_Direction:_ Set the listing down again exactly, please, apart from its pictures.

_Exercise inputs:_
** start **
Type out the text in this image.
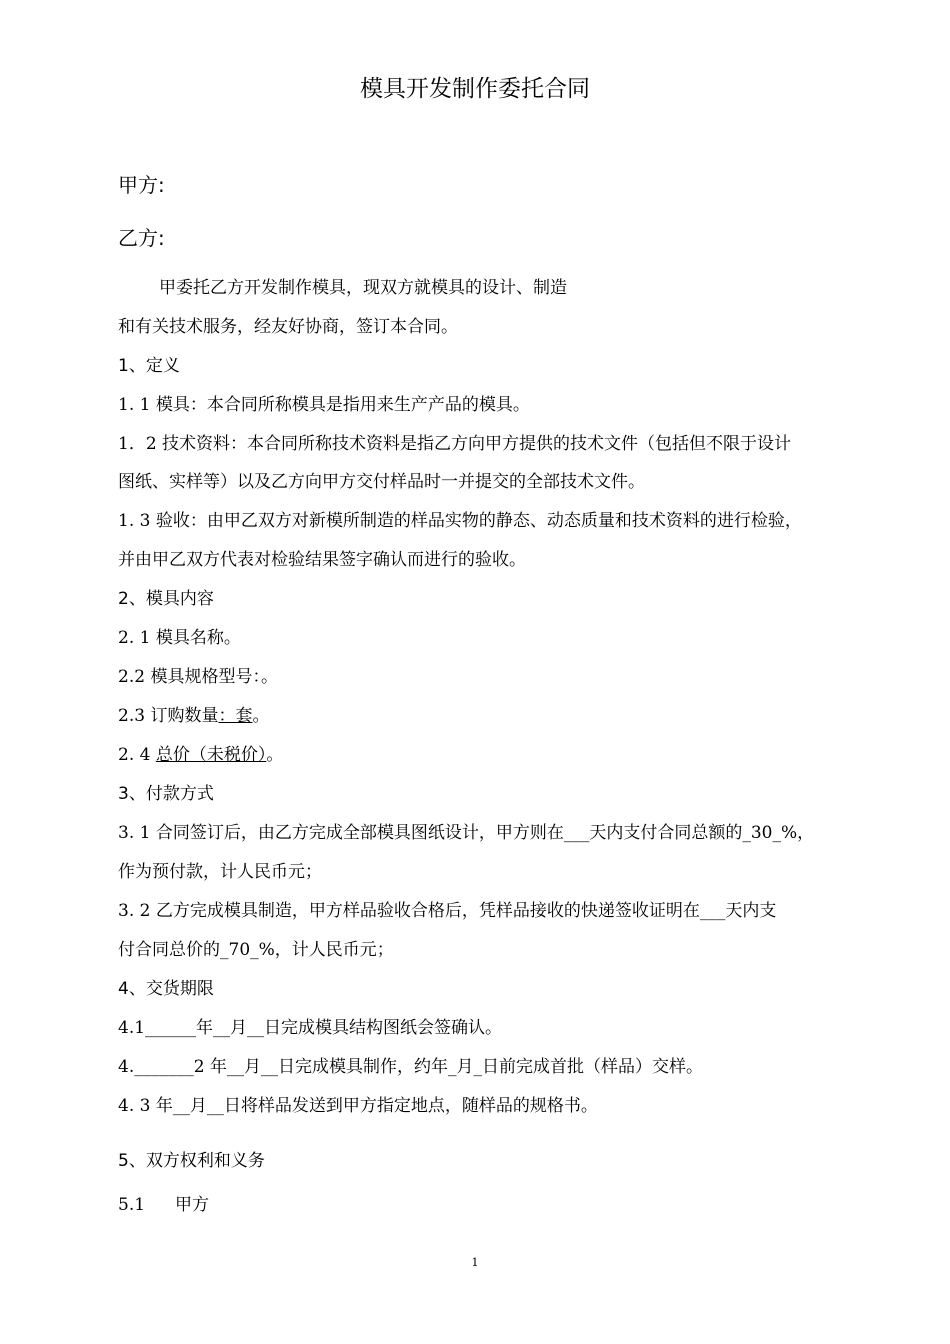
模具开发制作委托合同
甲方:
乙方:
甲委托乙方开发制作模具，现双方就模具的设计、制造
和有关技术服务，经友好协商，签订本合同。
1、定义
1. 1 模具：本合同所称模具是指用来生产产品的模具。
1．2 技术资料：本合同所称技术资料是指乙方向甲方提供的技术文件（包括但不限于设计
图纸、实样等）以及乙方向甲方交付样品时一并提交的全部技术文件。
1. 3 验收：由甲乙双方对新模所制造的样品实物的静态、动态质量和技术资料的进行检验，
并由甲乙双方代表对检验结果签字确认而进行的验收。
2、模具内容
2. 1 模具名称。
2.2 模具规格型号：。
2.3 订购数量：套。
2. 4 总价（未税价）。
3、付款方式
3. 1 合同签订后，由乙方完成全部模具图纸设计，甲方则在___天内支付合同总额的_30_%，
作为预付款，计人民币元；
3. 2 乙方完成模具制造，甲方样品验收合格后，凭样品接收的快递签收证明在___天内支
付合同总价的_70_%，计人民币元；
4、交货期限
4.1______年__月__日完成模具结构图纸会签确认。
4._______2 年__月__日完成模具制作，约年_月_日前完成首批（样品）交样。
4. 3 年__月__日将样品发送到甲方指定地点，随样品的规格书。
5、双方权利和义务
5.1 甲方
1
** end **
_Expected answer:_
Type out the text in this image.
模具开发制作委托合同
甲方:
乙方:
甲委托乙方开发制作模具，现双方就模具的设计、制造
和有关技术服务，经友好协商，签订本合同。
1、定义
1. 1 模具：本合同所称模具是指用来生产产品的模具。
1．2 技术资料：本合同所称技术资料是指乙方向甲方提供的技术文件（包括但不限于设计
图纸、实样等）以及乙方向甲方交付样品时一并提交的全部技术文件。
1. 3 验收：由甲乙双方对新模所制造的样品实物的静态、动态质量和技术资料的进行检验，
并由甲乙双方代表对检验结果签字确认而进行的验收。
2、模具内容
2. 1 模具名称。
2.2 模具规格型号：。
2.3 订购数量：套。
2. 4 总价（未税价）。
3、付款方式
3. 1 合同签订后，由乙方完成全部模具图纸设计，甲方则在___天内支付合同总额的_30_%，
作为预付款，计人民币元；
3. 2 乙方完成模具制造，甲方样品验收合格后，凭样品接收的快递签收证明在___天内支
付合同总价的_70_%，计人民币元；
4、交货期限
4.1______年__月__日完成模具结构图纸会签确认。
4._______2 年__月__日完成模具制作，约年_月_日前完成首批（样品）交样。
4. 3 年__月__日将样品发送到甲方指定地点，随样品的规格书。
5、双方权利和义务
5.1 甲方
1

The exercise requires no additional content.